● **Exercise data**
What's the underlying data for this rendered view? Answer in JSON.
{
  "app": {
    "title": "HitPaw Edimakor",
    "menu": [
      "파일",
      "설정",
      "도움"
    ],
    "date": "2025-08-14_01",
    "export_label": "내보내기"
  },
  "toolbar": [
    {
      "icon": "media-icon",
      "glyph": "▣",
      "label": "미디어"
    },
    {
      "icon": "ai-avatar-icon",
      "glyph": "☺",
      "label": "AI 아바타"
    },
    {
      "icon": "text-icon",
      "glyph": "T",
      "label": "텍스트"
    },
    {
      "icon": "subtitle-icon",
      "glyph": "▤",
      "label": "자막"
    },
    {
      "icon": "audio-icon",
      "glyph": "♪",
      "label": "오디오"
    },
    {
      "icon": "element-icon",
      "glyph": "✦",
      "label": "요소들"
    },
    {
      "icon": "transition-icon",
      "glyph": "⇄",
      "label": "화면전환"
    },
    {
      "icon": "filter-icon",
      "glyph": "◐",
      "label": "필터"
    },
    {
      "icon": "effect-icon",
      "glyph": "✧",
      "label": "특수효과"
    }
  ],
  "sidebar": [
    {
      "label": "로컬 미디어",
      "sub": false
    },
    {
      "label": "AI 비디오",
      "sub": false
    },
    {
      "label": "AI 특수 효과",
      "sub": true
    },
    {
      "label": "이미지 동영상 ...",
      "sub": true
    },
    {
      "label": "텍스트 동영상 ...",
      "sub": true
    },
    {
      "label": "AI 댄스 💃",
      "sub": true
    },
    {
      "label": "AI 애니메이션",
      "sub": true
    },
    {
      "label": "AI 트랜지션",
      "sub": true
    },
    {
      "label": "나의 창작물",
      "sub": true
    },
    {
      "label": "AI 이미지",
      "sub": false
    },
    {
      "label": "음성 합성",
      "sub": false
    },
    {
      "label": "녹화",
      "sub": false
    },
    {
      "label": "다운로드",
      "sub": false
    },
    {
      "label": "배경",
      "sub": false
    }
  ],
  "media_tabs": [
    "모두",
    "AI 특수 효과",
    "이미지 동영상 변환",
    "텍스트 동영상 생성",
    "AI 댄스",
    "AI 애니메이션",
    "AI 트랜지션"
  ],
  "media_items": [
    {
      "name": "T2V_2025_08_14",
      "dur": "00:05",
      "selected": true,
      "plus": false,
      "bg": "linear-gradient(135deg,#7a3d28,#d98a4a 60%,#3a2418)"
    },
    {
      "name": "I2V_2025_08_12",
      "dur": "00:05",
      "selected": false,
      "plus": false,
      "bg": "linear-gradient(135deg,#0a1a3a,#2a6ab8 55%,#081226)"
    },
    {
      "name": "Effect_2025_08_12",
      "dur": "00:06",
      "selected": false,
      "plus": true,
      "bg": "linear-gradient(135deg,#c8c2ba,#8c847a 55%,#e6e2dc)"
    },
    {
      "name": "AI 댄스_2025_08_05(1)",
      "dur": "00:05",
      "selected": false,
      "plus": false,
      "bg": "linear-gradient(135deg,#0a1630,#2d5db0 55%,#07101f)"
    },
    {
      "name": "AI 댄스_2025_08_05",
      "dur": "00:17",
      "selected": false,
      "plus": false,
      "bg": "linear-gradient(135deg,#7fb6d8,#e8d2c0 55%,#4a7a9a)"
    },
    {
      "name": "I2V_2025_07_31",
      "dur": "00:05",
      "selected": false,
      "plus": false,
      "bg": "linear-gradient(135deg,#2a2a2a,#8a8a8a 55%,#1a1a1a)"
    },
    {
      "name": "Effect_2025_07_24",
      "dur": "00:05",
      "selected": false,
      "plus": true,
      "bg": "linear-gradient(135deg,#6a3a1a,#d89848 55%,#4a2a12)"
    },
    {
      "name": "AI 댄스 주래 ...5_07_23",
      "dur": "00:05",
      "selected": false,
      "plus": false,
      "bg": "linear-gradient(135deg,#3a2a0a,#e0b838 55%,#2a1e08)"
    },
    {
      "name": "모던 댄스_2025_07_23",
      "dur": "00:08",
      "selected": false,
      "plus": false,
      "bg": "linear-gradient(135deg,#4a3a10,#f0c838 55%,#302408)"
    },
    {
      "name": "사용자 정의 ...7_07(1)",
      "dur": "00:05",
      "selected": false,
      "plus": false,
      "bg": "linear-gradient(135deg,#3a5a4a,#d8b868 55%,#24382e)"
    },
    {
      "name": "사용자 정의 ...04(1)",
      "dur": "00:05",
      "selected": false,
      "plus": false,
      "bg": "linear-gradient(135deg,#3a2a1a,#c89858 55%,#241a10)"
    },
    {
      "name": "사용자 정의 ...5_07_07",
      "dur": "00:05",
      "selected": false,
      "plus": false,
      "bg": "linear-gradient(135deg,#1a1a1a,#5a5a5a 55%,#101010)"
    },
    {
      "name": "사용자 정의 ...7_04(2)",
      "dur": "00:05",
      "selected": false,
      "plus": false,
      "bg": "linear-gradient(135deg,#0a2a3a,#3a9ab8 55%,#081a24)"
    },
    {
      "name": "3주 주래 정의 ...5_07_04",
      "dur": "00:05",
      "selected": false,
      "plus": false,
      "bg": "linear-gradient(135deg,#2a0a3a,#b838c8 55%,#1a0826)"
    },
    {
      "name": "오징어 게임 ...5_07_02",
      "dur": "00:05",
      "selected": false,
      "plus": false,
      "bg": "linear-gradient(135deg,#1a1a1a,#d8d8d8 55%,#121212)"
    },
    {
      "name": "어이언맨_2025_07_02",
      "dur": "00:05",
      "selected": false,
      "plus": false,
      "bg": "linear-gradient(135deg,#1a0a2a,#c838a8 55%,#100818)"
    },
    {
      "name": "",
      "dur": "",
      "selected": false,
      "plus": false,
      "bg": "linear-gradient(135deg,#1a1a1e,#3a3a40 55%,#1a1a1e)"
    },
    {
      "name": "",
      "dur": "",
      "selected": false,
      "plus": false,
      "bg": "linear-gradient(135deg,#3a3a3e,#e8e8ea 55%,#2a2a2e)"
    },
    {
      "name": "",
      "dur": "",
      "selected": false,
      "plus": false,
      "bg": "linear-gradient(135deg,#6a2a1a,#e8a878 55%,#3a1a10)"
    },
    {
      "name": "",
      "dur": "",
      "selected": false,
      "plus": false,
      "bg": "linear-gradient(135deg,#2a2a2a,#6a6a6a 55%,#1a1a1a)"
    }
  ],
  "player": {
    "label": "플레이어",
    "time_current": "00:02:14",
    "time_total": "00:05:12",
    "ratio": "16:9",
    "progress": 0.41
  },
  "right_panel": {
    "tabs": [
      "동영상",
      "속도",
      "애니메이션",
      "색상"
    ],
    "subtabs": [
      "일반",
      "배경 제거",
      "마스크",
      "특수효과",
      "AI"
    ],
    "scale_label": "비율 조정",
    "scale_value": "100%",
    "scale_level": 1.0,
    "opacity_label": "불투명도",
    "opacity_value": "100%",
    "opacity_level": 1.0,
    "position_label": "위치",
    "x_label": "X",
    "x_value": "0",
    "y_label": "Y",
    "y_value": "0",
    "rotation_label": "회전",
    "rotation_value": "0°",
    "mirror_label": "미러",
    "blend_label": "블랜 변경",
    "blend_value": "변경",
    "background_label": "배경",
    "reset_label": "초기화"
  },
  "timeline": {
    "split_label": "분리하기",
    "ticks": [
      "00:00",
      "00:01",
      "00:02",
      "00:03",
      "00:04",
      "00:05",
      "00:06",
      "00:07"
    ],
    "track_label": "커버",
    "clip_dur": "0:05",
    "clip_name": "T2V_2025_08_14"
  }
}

● **Problem**
Print every entry exactly as written.

● **Task solution**
What's the underlying data for this rendered view? Answer in JSON.
{
  "app": {
    "title": "HitPaw Edimakor",
    "menu": [
      "파일",
      "설정",
      "도움"
    ],
    "date": "2025-08-14_01",
    "export_label": "내보내기"
  },
  "toolbar": [
    {
      "icon": "media-icon",
      "glyph": "▣",
      "label": "미디어"
    },
    {
      "icon": "ai-avatar-icon",
      "glyph": "☺",
      "label": "AI 아바타"
    },
    {
      "icon": "text-icon",
      "glyph": "T",
      "label": "텍스트"
    },
    {
      "icon": "subtitle-icon",
      "glyph": "▤",
      "label": "자막"
    },
    {
      "icon": "audio-icon",
      "glyph": "♪",
      "label": "오디오"
    },
    {
      "icon": "element-icon",
      "glyph": "✦",
      "label": "요소들"
    },
    {
      "icon": "transition-icon",
      "glyph": "⇄",
      "label": "화면전환"
    },
    {
      "icon": "filter-icon",
      "glyph": "◐",
      "label": "필터"
    },
    {
      "icon": "effect-icon",
      "glyph": "✧",
      "label": "특수효과"
    }
  ],
  "sidebar": [
    {
      "label": "로컬 미디어",
      "sub": false
    },
    {
      "label": "AI 비디오",
      "sub": false
    },
    {
      "label": "AI 특수 효과",
      "sub": true
    },
    {
      "label": "이미지 동영상 ...",
      "sub": true
    },
    {
      "label": "텍스트 동영상 ...",
      "sub": true
    },
    {
      "label": "AI 댄스 💃",
      "sub": true
    },
    {
      "label": "AI 애니메이션",
      "sub": true
    },
    {
      "label": "AI 트랜지션",
      "sub": true
    },
    {
      "label": "나의 창작물",
      "sub": true
    },
    {
      "label": "AI 이미지",
      "sub": false
    },
    {
      "label": "음성 합성",
      "sub": false
    },
    {
      "label": "녹화",
      "sub": false
    },
    {
      "label": "다운로드",
      "sub": false
    },
    {
      "label": "배경",
      "sub": false
    }
  ],
  "media_tabs": [
    "모두",
    "AI 특수 효과",
    "이미지 동영상 변환",
    "텍스트 동영상 생성",
    "AI 댄스",
    "AI 애니메이션",
    "AI 트랜지션"
  ],
  "media_items": [
    {
      "name": "T2V_2025_08_14",
      "dur": "00:05",
      "selected": true,
      "plus": false,
      "bg": "linear-gradient(135deg,#7a3d28,#d98a4a 60%,#3a2418)"
    },
    {
      "name": "I2V_2025_08_12",
      "dur": "00:05",
      "selected": false,
      "plus": false,
      "bg": "linear-gradient(135deg,#0a1a3a,#2a6ab8 55%,#081226)"
    },
    {
      "name": "Effect_2025_08_12",
      "dur": "00:06",
      "selected": false,
      "plus": true,
      "bg": "linear-gradient(135deg,#c8c2ba,#8c847a 55%,#e6e2dc)"
    },
    {
      "name": "AI 댄스_2025_08_05(1)",
      "dur": "00:05",
      "selected": false,
      "plus": false,
      "bg": "linear-gradient(135deg,#0a1630,#2d5db0 55%,#07101f)"
    },
    {
      "name": "AI 댄스_2025_08_05",
      "dur": "00:17",
      "selected": false,
      "plus": false,
      "bg": "linear-gradient(135deg,#7fb6d8,#e8d2c0 55%,#4a7a9a)"
    },
    {
      "name": "I2V_2025_07_31",
      "dur": "00:05",
      "selected": false,
      "plus": false,
      "bg": "linear-gradient(135deg,#2a2a2a,#8a8a8a 55%,#1a1a1a)"
    },
    {
      "name": "Effect_2025_07_24",
      "dur": "00:05",
      "selected": false,
      "plus": true,
      "bg": "linear-gradient(135deg,#6a3a1a,#d89848 55%,#4a2a12)"
    },
    {
      "name": "AI 댄스 주래 ...5_07_23",
      "dur": "00:05",
      "selected": false,
      "plus": false,
      "bg": "linear-gradient(135deg,#3a2a0a,#e0b838 55%,#2a1e08)"
    },
    {
      "name": "모던 댄스_2025_07_23",
      "dur": "00:08",
      "selected": false,
      "plus": false,
      "bg": "linear-gradient(135deg,#4a3a10,#f0c838 55%,#302408)"
    },
    {
      "name": "사용자 정의 ...7_07(1)",
      "dur": "00:05",
      "selected": false,
      "plus": false,
      "bg": "linear-gradient(135deg,#3a5a4a,#d8b868 55%,#24382e)"
    },
    {
      "name": "사용자 정의 ...04(1)",
      "dur": "00:05",
      "selected": false,
      "plus": false,
      "bg": "linear-gradient(135deg,#3a2a1a,#c89858 55%,#241a10)"
    },
    {
      "name": "사용자 정의 ...5_07_07",
      "dur": "00:05",
      "selected": false,
      "plus": false,
      "bg": "linear-gradient(135deg,#1a1a1a,#5a5a5a 55%,#101010)"
    },
    {
      "name": "사용자 정의 ...7_04(2)",
      "dur": "00:05",
      "selected": false,
      "plus": false,
      "bg": "linear-gradient(135deg,#0a2a3a,#3a9ab8 55%,#081a24)"
    },
    {
      "name": "3주 주래 정의 ...5_07_04",
      "dur": "00:05",
      "selected": false,
      "plus": false,
      "bg": "linear-gradient(135deg,#2a0a3a,#b838c8 55%,#1a0826)"
    },
    {
      "name": "오징어 게임 ...5_07_02",
      "dur": "00:05",
      "selected": false,
      "plus": false,
      "bg": "linear-gradient(135deg,#1a1a1a,#d8d8d8 55%,#121212)"
    },
    {
      "name": "어이언맨_2025_07_02",
      "dur": "00:05",
      "selected": false,
      "plus": false,
      "bg": "linear-gradient(135deg,#1a0a2a,#c838a8 55%,#100818)"
    },
    {
      "name": "",
      "dur": "",
      "selected": false,
      "plus": false,
      "bg": "linear-gradient(135deg,#1a1a1e,#3a3a40 55%,#1a1a1e)"
    },
    {
      "name": "",
      "dur": "",
      "selected": false,
      "plus": false,
      "bg": "linear-gradient(135deg,#3a3a3e,#e8e8ea 55%,#2a2a2e)"
    },
    {
      "name": "",
      "dur": "",
      "selected": false,
      "plus": false,
      "bg": "linear-gradient(135deg,#6a2a1a,#e8a878 55%,#3a1a10)"
    },
    {
      "name": "",
      "dur": "",
      "selected": false,
      "plus": false,
      "bg": "linear-gradient(135deg,#2a2a2a,#6a6a6a 55%,#1a1a1a)"
    }
  ],
  "player": {
    "label": "플레이어",
    "time_current": "00:02:14",
    "time_total": "00:05:12",
    "ratio": "16:9",
    "progress": 0.41
  },
  "right_panel": {
    "tabs": [
      "동영상",
      "속도",
      "애니메이션",
      "색상"
    ],
    "subtabs": [
      "일반",
      "배경 제거",
      "마스크",
      "특수효과",
      "AI"
    ],
    "scale_label": "비율 조정",
    "scale_value": "100%",
    "scale_level": 1.0,
    "opacity_label": "불투명도",
    "opacity_value": "100%",
    "opacity_level": 1.0,
    "position_label": "위치",
    "x_label": "X",
    "x_value": "0",
    "y_label": "Y",
    "y_value": "0",
    "rotation_label": "회전",
    "rotation_value": "0°",
    "mirror_label": "미러",
    "blend_label": "블랜 변경",
    "blend_value": "변경",
    "background_label": "배경",
    "reset_label": "초기화"
  },
  "timeline": {
    "split_label": "분리하기",
    "ticks": [
      "00:00",
      "00:01",
      "00:02",
      "00:03",
      "00:04",
      "00:05",
      "00:06",
      "00:07"
    ],
    "track_label": "커버",
    "clip_dur": "0:05",
    "clip_name": "T2V_2025_08_14"
  }
}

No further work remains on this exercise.